§ Task
Render every line of the records below as a Markdown table with two columns, Row and Line, and leave out any blank lines.

§ Data entries

____________________

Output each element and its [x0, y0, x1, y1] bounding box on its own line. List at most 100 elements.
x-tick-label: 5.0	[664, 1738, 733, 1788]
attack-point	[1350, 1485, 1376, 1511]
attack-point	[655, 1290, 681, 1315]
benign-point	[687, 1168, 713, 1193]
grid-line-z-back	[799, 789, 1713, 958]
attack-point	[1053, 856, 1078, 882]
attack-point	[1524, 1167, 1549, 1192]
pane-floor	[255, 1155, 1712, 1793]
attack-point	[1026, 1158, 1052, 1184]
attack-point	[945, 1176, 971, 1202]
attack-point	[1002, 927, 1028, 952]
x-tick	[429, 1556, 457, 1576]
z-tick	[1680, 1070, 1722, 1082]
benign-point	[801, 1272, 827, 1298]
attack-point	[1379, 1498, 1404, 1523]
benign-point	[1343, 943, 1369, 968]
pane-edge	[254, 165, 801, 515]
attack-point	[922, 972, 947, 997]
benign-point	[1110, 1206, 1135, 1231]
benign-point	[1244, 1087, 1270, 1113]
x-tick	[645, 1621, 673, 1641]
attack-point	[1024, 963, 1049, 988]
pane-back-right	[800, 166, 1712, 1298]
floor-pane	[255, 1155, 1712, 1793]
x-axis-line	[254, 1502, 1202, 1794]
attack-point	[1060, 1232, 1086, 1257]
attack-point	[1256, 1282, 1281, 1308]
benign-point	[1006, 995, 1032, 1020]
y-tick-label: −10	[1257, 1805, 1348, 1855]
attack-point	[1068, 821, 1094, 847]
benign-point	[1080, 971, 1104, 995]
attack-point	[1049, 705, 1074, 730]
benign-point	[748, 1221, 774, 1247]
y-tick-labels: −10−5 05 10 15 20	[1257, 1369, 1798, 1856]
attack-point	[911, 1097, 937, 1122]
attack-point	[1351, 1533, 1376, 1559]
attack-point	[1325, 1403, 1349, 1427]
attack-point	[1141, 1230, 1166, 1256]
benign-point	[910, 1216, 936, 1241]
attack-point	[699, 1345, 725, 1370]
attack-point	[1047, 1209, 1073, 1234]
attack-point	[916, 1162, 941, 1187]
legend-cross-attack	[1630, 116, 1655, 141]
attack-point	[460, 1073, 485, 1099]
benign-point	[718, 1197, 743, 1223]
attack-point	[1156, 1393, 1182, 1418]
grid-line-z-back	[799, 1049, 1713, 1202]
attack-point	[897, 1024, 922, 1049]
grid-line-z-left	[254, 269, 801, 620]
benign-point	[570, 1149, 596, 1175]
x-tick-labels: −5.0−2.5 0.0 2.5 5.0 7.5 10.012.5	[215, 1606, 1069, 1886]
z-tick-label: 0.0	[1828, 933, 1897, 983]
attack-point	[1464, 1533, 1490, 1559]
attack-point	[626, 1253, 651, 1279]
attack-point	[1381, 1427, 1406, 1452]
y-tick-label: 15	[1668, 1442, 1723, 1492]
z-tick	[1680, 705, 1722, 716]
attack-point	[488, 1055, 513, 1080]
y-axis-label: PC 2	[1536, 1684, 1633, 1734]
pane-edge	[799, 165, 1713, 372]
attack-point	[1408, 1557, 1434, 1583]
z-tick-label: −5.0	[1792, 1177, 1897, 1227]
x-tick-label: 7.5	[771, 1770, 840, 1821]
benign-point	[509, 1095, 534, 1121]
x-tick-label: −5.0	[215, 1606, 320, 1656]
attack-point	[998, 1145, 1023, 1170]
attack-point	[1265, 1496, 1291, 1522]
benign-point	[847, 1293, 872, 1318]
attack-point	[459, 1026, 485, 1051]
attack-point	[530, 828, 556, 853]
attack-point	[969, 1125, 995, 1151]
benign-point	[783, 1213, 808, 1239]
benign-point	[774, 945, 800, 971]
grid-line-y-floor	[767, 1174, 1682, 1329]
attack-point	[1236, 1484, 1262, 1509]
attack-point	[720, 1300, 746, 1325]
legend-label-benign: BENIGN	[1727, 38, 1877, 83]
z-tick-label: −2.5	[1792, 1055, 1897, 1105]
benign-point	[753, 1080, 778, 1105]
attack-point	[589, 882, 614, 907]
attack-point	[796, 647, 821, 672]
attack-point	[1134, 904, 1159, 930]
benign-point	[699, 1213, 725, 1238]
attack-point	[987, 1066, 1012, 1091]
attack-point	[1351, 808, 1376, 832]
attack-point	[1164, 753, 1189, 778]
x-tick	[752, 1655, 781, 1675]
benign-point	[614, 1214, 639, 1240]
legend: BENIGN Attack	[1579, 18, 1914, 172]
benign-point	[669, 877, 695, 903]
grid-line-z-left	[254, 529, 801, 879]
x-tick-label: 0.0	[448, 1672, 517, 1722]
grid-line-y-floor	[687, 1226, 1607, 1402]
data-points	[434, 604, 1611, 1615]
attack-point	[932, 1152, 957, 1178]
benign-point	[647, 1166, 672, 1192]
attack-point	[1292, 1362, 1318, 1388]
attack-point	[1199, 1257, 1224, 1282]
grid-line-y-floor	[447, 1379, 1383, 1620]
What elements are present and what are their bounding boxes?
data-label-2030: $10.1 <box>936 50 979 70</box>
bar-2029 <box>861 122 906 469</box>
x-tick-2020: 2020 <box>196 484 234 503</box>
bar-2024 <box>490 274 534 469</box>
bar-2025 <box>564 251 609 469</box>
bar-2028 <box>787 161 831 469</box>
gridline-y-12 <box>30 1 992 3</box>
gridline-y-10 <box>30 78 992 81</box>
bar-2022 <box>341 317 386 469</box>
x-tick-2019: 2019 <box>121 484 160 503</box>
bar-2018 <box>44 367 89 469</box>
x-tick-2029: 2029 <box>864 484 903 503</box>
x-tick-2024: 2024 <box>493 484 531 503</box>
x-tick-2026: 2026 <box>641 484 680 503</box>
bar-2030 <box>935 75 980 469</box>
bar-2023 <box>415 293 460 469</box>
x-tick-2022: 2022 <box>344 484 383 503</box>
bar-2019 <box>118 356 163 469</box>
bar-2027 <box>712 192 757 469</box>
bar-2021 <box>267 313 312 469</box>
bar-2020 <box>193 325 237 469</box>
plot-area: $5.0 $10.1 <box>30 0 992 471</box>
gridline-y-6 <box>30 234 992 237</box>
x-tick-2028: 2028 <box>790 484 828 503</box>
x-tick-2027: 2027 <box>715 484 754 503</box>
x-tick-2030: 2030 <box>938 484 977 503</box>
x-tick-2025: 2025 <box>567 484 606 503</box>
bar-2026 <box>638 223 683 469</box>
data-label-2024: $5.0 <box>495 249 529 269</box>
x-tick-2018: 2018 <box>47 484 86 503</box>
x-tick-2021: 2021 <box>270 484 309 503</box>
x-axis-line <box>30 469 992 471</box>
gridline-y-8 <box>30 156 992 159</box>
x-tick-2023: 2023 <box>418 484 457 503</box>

____________________

§ Response below
| Row | Line |
|---|---|
| 1 | Output each element and its [x0, y0, x1, y1] bounding box on its own line. List at most 100 elements. |
| 2 | x-tick-label: 5.0	[664, 1738, 733, 1788] |
| 3 | attack-point	[1350, 1485, 1376, 1511] |
| 4 | attack-point	[655, 1290, 681, 1315] |
| 5 | benign-point	[687, 1168, 713, 1193] |
| 6 | grid-line-z-back	[799, 789, 1713, 958] |
| 7 | attack-point	[1053, 856, 1078, 882] |
| 8 | attack-point	[1524, 1167, 1549, 1192] |
| 9 | pane-floor	[255, 1155, 1712, 1793] |
| 10 | attack-point	[1026, 1158, 1052, 1184] |
| 11 | attack-point	[945, 1176, 971, 1202] |
| 12 | attack-point	[1002, 927, 1028, 952] |
| 13 | x-tick	[429, 1556, 457, 1576] |
| 14 | z-tick	[1680, 1070, 1722, 1082] |
| 15 | benign-point	[801, 1272, 827, 1298] |
| 16 | attack-point	[1379, 1498, 1404, 1523] |
| 17 | benign-point	[1343, 943, 1369, 968] |
| 18 | pane-edge	[254, 165, 801, 515] |
| 19 | attack-point	[922, 972, 947, 997] |
| 20 | benign-point	[1110, 1206, 1135, 1231] |
| 21 | benign-point	[1244, 1087, 1270, 1113] |
| 22 | x-tick	[645, 1621, 673, 1641] |
| 23 | attack-point	[1024, 963, 1049, 988] |
| 24 | pane-back-right	[800, 166, 1712, 1298] |
| 25 | floor-pane	[255, 1155, 1712, 1793] |
| 26 | x-axis-line	[254, 1502, 1202, 1794] |
| 27 | attack-point	[1060, 1232, 1086, 1257] |
| 28 | attack-point	[1256, 1282, 1281, 1308] |
| 29 | benign-point	[1006, 995, 1032, 1020] |
| 30 | y-tick-label: −10	[1257, 1805, 1348, 1855] |
| 31 | attack-point	[1068, 821, 1094, 847] |
| 32 | benign-point	[1080, 971, 1104, 995] |
| 33 | attack-point	[1049, 705, 1074, 730] |
| 34 | benign-point	[748, 1221, 774, 1247] |
| 35 | y-tick-labels: −10−5 05 10 15 20	[1257, 1369, 1798, 1856] |
| 36 | attack-point	[911, 1097, 937, 1122] |
| 37 | attack-point	[1351, 1533, 1376, 1559] |
| 38 | attack-point	[1325, 1403, 1349, 1427] |
| 39 | attack-point	[1141, 1230, 1166, 1256] |
| 40 | benign-point	[910, 1216, 936, 1241] |
| 41 | attack-point	[699, 1345, 725, 1370] |
| 42 | attack-point	[1047, 1209, 1073, 1234] |
| 43 | attack-point	[916, 1162, 941, 1187] |
| 44 | legend-cross-attack	[1630, 116, 1655, 141] |
| 45 | attack-point	[460, 1073, 485, 1099] |
| 46 | benign-point	[718, 1197, 743, 1223] |
| 47 | attack-point	[1156, 1393, 1182, 1418] |
| 48 | grid-line-z-back	[799, 1049, 1713, 1202] |
| 49 | attack-point	[897, 1024, 922, 1049] |
| 50 | grid-line-z-left	[254, 269, 801, 620] |
| 51 | benign-point	[570, 1149, 596, 1175] |
| 52 | x-tick-labels: −5.0−2.5 0.0 2.5 5.0 7.5 10.012.5	[215, 1606, 1069, 1886] |
| 53 | z-tick-label: 0.0	[1828, 933, 1897, 983] |
| 54 | attack-point	[1464, 1533, 1490, 1559] |
| 55 | attack-point	[626, 1253, 651, 1279] |
| 56 | attack-point	[1381, 1427, 1406, 1452] |
| 57 | y-tick-label: 15	[1668, 1442, 1723, 1492] |
| 58 | z-tick	[1680, 705, 1722, 716] |
| 59 | attack-point	[488, 1055, 513, 1080] |
| 60 | y-axis-label: PC 2	[1536, 1684, 1633, 1734] |
| 61 | pane-edge	[799, 165, 1713, 372] |
| 62 | attack-point	[1408, 1557, 1434, 1583] |
| 63 | z-tick-label: −5.0	[1792, 1177, 1897, 1227] |
| 64 | x-tick-label: 7.5	[771, 1770, 840, 1821] |
| 65 | benign-point	[509, 1095, 534, 1121] |
| 66 | x-tick-label: −5.0	[215, 1606, 320, 1656] |
| 67 | attack-point	[998, 1145, 1023, 1170] |
| 68 | attack-point	[1265, 1496, 1291, 1522] |
| 69 | benign-point	[847, 1293, 872, 1318] |
| 70 | attack-point	[459, 1026, 485, 1051] |
| 71 | attack-point	[530, 828, 556, 853] |
| 72 | attack-point	[969, 1125, 995, 1151] |
| 73 | benign-point	[783, 1213, 808, 1239] |
| 74 | benign-point	[774, 945, 800, 971] |
| 75 | grid-line-y-floor	[767, 1174, 1682, 1329] |
| 76 | attack-point	[1236, 1484, 1262, 1509] |
| 77 | attack-point	[720, 1300, 746, 1325] |
| 78 | legend-label-benign: BENIGN	[1727, 38, 1877, 83] |
| 79 | z-tick-label: −2.5	[1792, 1055, 1897, 1105] |
| 80 | benign-point	[753, 1080, 778, 1105] |
| 81 | attack-point	[589, 882, 614, 907] |
| 82 | attack-point	[796, 647, 821, 672] |
| 83 | attack-point	[1134, 904, 1159, 930] |
| 84 | benign-point	[699, 1213, 725, 1238] |
| 85 | attack-point	[987, 1066, 1012, 1091] |
| 86 | attack-point	[1351, 808, 1376, 832] |
| 87 | attack-point	[1164, 753, 1189, 778] |
| 88 | x-tick	[752, 1655, 781, 1675] |
| 89 | benign-point	[614, 1214, 639, 1240] |
| 90 | legend: BENIGN Attack	[1579, 18, 1914, 172] |
| 91 | benign-point	[669, 877, 695, 903] |
| 92 | grid-line-z-left	[254, 529, 801, 879] |
| 93 | x-tick-label: 0.0	[448, 1672, 517, 1722] |
| 94 | grid-line-y-floor	[687, 1226, 1607, 1402] |
| 95 | data-points	[434, 604, 1611, 1615] |
| 96 | attack-point	[932, 1152, 957, 1178] |
| 97 | benign-point	[647, 1166, 672, 1192] |
| 98 | attack-point	[1292, 1362, 1318, 1388] |
| 99 | attack-point	[1199, 1257, 1224, 1282] |
| 100 | grid-line-y-floor	[447, 1379, 1383, 1620] |
| 101 | What elements are present and what are their bounding boxes? |
| 102 | data-label-2030: $10.1 <box>936 50 979 70</box> |
| 103 | bar-2029 <box>861 122 906 469</box> |
| 104 | x-tick-2020: 2020 <box>196 484 234 503</box> |
| 105 | bar-2024 <box>490 274 534 469</box> |
| 106 | bar-2025 <box>564 251 609 469</box> |
| 107 | bar-2028 <box>787 161 831 469</box> |
| 108 | gridline-y-12 <box>30 1 992 3</box> |
| 109 | gridline-y-10 <box>30 78 992 81</box> |
| 110 | bar-2022 <box>341 317 386 469</box> |
| 111 | x-tick-2019: 2019 <box>121 484 160 503</box> |
| 112 | bar-2018 <box>44 367 89 469</box> |
| 113 | x-tick-2029: 2029 <box>864 484 903 503</box> |
| 114 | x-tick-2024: 2024 <box>493 484 531 503</box> |
| 115 | x-tick-2026: 2026 <box>641 484 680 503</box> |
| 116 | bar-2030 <box>935 75 980 469</box> |
| 117 | bar-2023 <box>415 293 460 469</box> |
| 118 | x-tick-2022: 2022 <box>344 484 383 503</box> |
| 119 | bar-2019 <box>118 356 163 469</box> |
| 120 | bar-2027 <box>712 192 757 469</box> |
| 121 | bar-2021 <box>267 313 312 469</box> |
| 122 | bar-2020 <box>193 325 237 469</box> |
| 123 | plot-area: $5.0 $10.1 <box>30 0 992 471</box> |
| 124 | gridline-y-6 <box>30 234 992 237</box> |
| 125 | x-tick-2028: 2028 <box>790 484 828 503</box> |
| 126 | x-tick-2027: 2027 <box>715 484 754 503</box> |
| 127 | x-tick-2030: 2030 <box>938 484 977 503</box> |
| 128 | x-tick-2025: 2025 <box>567 484 606 503</box> |
| 129 | bar-2026 <box>638 223 683 469</box> |
| 130 | data-label-2024: $5.0 <box>495 249 529 269</box> |
| 131 | x-tick-2018: 2018 <box>47 484 86 503</box> |
| 132 | x-tick-2021: 2021 <box>270 484 309 503</box> |
| 133 | x-axis-line <box>30 469 992 471</box> |
| 134 | gridline-y-8 <box>30 156 992 159</box> |
| 135 | x-tick-2023: 2023 <box>418 484 457 503</box> |